━━━━━ Dataset records ━━━━━

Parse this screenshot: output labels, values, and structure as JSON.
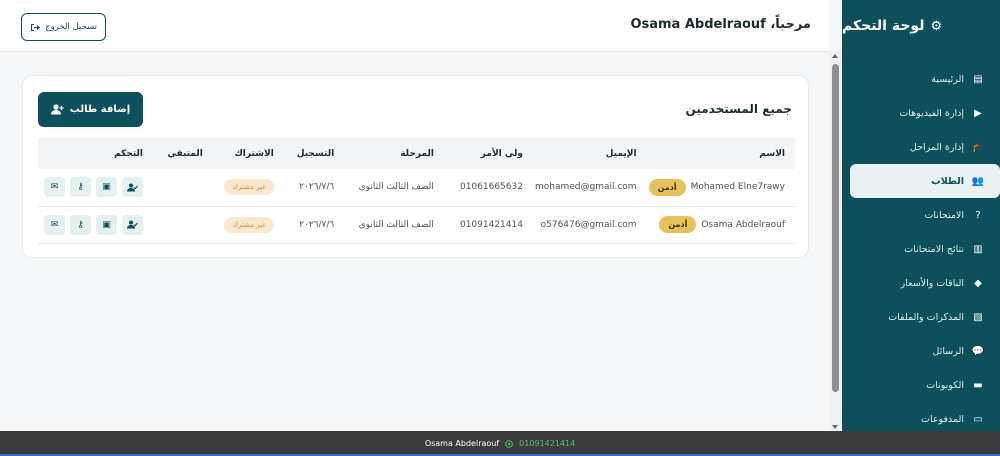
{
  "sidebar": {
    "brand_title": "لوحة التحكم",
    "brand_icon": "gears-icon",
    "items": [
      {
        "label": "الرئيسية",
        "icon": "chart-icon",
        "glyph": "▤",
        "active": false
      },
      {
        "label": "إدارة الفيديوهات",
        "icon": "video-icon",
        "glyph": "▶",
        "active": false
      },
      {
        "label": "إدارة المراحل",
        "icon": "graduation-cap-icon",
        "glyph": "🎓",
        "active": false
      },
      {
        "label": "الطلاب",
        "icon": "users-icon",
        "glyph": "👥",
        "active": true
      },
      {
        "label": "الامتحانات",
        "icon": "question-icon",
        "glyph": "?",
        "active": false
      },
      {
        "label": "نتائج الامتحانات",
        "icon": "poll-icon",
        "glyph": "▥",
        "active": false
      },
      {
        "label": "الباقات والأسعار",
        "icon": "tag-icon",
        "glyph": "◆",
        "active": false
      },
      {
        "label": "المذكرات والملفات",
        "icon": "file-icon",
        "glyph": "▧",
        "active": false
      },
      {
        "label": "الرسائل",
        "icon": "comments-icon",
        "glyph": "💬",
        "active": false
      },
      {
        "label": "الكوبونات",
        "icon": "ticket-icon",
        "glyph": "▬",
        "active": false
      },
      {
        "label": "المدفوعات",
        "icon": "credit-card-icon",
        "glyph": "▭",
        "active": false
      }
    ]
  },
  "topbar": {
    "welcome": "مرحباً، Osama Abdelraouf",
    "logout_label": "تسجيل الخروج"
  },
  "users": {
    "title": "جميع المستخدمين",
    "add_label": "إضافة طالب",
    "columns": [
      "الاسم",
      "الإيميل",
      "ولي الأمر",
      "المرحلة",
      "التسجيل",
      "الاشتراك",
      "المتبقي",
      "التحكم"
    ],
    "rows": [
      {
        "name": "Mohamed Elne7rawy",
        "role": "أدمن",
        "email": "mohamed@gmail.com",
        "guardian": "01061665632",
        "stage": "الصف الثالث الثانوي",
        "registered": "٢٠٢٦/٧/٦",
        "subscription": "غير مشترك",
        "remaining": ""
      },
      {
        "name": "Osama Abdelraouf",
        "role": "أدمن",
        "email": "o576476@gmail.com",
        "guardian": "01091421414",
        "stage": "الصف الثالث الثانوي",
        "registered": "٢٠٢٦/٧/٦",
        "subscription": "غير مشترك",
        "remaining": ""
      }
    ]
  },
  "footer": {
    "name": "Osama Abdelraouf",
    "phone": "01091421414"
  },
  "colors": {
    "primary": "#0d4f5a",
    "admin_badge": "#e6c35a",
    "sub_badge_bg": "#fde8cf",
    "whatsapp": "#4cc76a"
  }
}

━━━━━
━━━━━ Dataset records ━━━━━

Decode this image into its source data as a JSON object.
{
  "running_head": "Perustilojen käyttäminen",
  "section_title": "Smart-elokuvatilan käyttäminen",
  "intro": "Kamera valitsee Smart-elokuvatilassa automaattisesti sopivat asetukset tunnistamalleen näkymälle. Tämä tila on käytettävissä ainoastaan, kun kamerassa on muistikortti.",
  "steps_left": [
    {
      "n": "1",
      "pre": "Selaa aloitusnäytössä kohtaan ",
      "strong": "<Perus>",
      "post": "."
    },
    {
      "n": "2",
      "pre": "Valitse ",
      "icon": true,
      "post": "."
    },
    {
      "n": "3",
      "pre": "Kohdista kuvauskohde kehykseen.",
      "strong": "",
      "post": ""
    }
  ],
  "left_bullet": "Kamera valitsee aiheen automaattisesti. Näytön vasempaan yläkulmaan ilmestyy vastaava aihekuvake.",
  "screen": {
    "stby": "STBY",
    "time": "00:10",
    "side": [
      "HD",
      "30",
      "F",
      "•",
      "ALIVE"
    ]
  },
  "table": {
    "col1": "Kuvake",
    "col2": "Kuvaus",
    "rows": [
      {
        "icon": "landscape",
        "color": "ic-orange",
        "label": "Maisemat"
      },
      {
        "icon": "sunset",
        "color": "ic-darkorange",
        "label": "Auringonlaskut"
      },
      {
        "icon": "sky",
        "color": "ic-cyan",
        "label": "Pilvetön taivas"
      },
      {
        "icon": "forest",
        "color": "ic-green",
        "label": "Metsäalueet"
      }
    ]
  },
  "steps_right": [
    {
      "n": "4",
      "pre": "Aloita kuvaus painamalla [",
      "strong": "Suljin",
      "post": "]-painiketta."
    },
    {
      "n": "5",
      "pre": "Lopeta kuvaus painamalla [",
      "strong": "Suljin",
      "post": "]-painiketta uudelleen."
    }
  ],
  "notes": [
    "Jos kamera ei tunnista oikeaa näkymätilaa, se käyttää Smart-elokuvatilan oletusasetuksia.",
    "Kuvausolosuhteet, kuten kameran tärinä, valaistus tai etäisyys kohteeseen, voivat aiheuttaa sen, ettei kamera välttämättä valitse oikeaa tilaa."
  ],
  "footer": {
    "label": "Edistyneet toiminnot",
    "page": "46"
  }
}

━━━━━

#### [Task description]
Pick each line holding the word "painiketta" out of the listing.

#### [Solution to this problem]
      "post": "]-painiketta."
      "post": "]-painiketta uudelleen."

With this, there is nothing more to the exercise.